-- begin Data extract --

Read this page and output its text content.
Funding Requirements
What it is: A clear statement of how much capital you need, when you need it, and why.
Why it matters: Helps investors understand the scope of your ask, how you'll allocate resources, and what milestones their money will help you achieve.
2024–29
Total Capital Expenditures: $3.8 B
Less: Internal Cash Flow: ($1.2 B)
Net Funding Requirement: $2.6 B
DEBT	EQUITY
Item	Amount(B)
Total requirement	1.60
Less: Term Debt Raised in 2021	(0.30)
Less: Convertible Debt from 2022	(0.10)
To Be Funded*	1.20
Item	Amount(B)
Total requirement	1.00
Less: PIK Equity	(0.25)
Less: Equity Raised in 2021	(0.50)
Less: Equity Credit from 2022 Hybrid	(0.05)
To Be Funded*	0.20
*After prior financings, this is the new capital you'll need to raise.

-- end Data extract --

■ Directions: Repeat each record in full; every line must match exactly.

■ Reply:
Read this page and output its text content.
Funding Requirements
What it is: A clear statement of how much capital you need, when you need it, and why.
Why it matters: Helps investors understand the scope of your ask, how you'll allocate resources, and what milestones their money will help you achieve.
2024–29
Total Capital Expenditures: $3.8 B
Less: Internal Cash Flow: ($1.2 B)
Net Funding Requirement: $2.6 B
DEBT	EQUITY
Item	Amount(B)
Total requirement	1.60
Less: Term Debt Raised in 2021	(0.30)
Less: Convertible Debt from 2022	(0.10)
To Be Funded*	1.20
Item	Amount(B)
Total requirement	1.00
Less: PIK Equity	(0.25)
Less: Equity Raised in 2021	(0.50)
Less: Equity Credit from 2022 Hybrid	(0.05)
To Be Funded*	0.20
*After prior financings, this is the new capital you'll need to raise.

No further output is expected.